Present the following entries again, word for word and in full.

+ + + + +

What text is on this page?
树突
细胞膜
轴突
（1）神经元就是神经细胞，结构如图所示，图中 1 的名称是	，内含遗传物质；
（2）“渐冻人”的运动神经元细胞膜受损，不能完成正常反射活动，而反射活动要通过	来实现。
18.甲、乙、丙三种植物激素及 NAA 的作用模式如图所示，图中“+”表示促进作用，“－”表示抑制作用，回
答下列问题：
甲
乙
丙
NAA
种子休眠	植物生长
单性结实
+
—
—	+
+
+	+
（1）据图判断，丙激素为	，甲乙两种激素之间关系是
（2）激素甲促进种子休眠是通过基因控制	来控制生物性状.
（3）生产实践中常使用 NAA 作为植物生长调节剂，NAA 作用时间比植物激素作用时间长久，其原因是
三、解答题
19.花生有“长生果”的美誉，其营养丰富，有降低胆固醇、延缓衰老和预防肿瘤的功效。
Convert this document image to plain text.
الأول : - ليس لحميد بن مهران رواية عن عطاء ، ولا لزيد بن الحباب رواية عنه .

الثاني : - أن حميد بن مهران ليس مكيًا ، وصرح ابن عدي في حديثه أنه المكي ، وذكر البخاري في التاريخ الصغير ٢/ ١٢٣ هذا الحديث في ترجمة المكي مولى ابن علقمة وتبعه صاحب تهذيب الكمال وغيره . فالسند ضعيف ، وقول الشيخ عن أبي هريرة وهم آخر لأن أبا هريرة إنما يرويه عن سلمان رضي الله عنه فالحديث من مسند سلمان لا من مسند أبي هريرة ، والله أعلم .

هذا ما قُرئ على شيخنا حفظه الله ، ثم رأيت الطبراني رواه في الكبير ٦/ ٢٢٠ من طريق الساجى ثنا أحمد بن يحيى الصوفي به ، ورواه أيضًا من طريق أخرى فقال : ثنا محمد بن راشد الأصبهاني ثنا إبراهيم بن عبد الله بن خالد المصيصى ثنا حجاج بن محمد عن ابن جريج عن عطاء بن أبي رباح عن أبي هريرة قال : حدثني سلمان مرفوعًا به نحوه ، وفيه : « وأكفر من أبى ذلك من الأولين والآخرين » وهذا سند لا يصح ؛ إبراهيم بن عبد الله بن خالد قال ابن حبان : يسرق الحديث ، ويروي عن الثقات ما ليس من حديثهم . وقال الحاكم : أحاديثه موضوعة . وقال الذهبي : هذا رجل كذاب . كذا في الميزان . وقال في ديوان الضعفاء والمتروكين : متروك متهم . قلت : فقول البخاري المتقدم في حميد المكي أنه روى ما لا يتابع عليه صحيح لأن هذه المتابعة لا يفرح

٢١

+ + + + +

CORRECT ANSWER —
What text is on this page?
树突
细胞膜
轴突
（1）神经元就是神经细胞，结构如图所示，图中 1 的名称是	，内含遗传物质；
（2）“渐冻人”的运动神经元细胞膜受损，不能完成正常反射活动，而反射活动要通过	来实现。
18.甲、乙、丙三种植物激素及 NAA 的作用模式如图所示，图中“+”表示促进作用，“－”表示抑制作用，回
答下列问题：
甲
乙
丙
NAA
种子休眠	植物生长
单性结实
+
—
—	+
+
+	+
（1）据图判断，丙激素为	，甲乙两种激素之间关系是
（2）激素甲促进种子休眠是通过基因控制	来控制生物性状.
（3）生产实践中常使用 NAA 作为植物生长调节剂，NAA 作用时间比植物激素作用时间长久，其原因是
三、解答题
19.花生有“长生果”的美誉，其营养丰富，有降低胆固醇、延缓衰老和预防肿瘤的功效。
Convert this document image to plain text.
الأول : - ليس لحميد بن مهران رواية عن عطاء ، ولا لزيد بن الحباب رواية عنه .

الثاني : - أن حميد بن مهران ليس مكيًا ، وصرح ابن عدي في حديثه أنه المكي ، وذكر البخاري في التاريخ الصغير ٢/ ١٢٣ هذا الحديث في ترجمة المكي مولى ابن علقمة وتبعه صاحب تهذيب الكمال وغيره . فالسند ضعيف ، وقول الشيخ عن أبي هريرة وهم آخر لأن أبا هريرة إنما يرويه عن سلمان رضي الله عنه فالحديث من مسند سلمان لا من مسند أبي هريرة ، والله أعلم .

هذا ما قُرئ على شيخنا حفظه الله ، ثم رأيت الطبراني رواه في الكبير ٦/ ٢٢٠ من طريق الساجى ثنا أحمد بن يحيى الصوفي به ، ورواه أيضًا من طريق أخرى فقال : ثنا محمد بن راشد الأصبهاني ثنا إبراهيم بن عبد الله بن خالد المصيصى ثنا حجاج بن محمد عن ابن جريج عن عطاء بن أبي رباح عن أبي هريرة قال : حدثني سلمان مرفوعًا به نحوه ، وفيه : « وأكفر من أبى ذلك من الأولين والآخرين » وهذا سند لا يصح ؛ إبراهيم بن عبد الله بن خالد قال ابن حبان : يسرق الحديث ، ويروي عن الثقات ما ليس من حديثهم . وقال الحاكم : أحاديثه موضوعة . وقال الذهبي : هذا رجل كذاب . كذا في الميزان . وقال في ديوان الضعفاء والمتروكين : متروك متهم . قلت : فقول البخاري المتقدم في حميد المكي أنه روى ما لا يتابع عليه صحيح لأن هذه المتابعة لا يفرح

٢١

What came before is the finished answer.